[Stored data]
"""
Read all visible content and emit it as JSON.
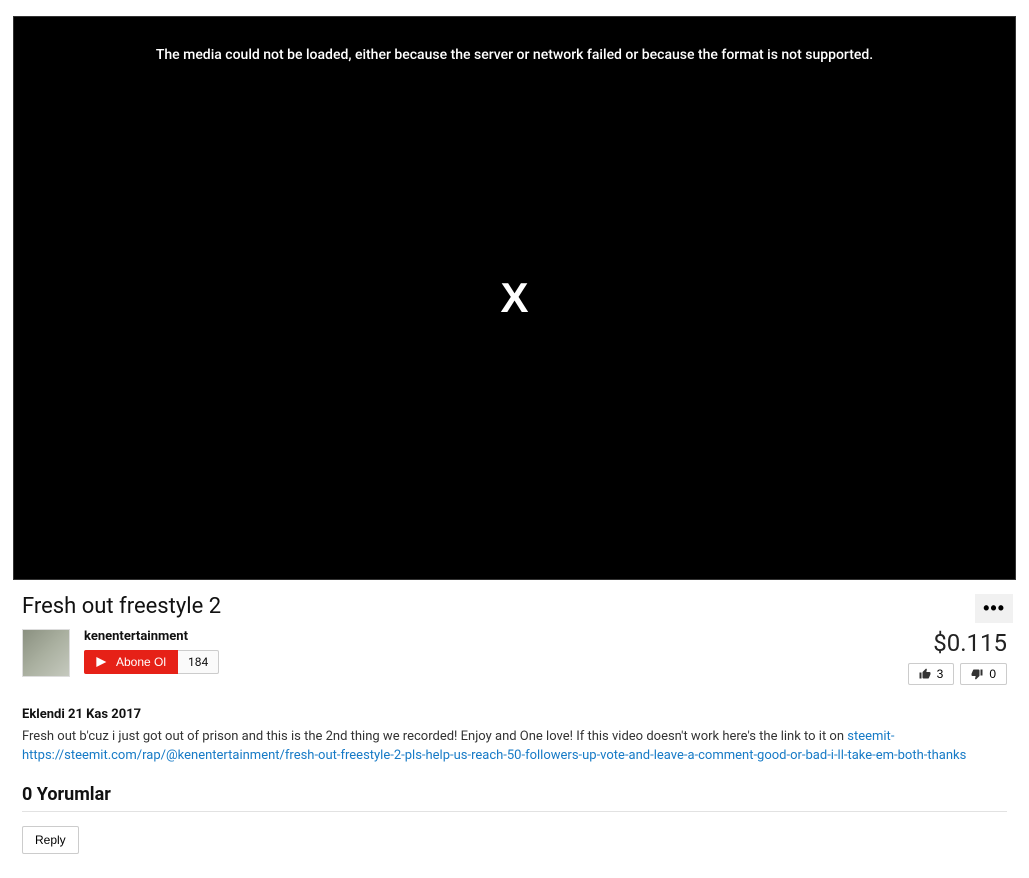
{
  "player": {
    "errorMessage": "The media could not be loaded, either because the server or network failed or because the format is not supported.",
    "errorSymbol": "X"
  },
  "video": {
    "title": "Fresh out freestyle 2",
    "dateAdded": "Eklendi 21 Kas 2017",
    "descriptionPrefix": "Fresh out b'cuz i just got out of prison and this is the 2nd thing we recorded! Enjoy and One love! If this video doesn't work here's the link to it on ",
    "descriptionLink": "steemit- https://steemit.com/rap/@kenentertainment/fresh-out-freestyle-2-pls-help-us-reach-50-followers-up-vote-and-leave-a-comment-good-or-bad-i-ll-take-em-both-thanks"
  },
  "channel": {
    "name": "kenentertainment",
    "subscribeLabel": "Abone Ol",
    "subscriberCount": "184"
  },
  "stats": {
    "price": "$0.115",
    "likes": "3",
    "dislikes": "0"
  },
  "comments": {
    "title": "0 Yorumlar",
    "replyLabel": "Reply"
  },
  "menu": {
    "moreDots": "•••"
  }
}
"""
Work to be completed: Looking at the listing above, how many of its lines contain the string "kenentertainment"? Give the number alone.

Solution to the problem: 2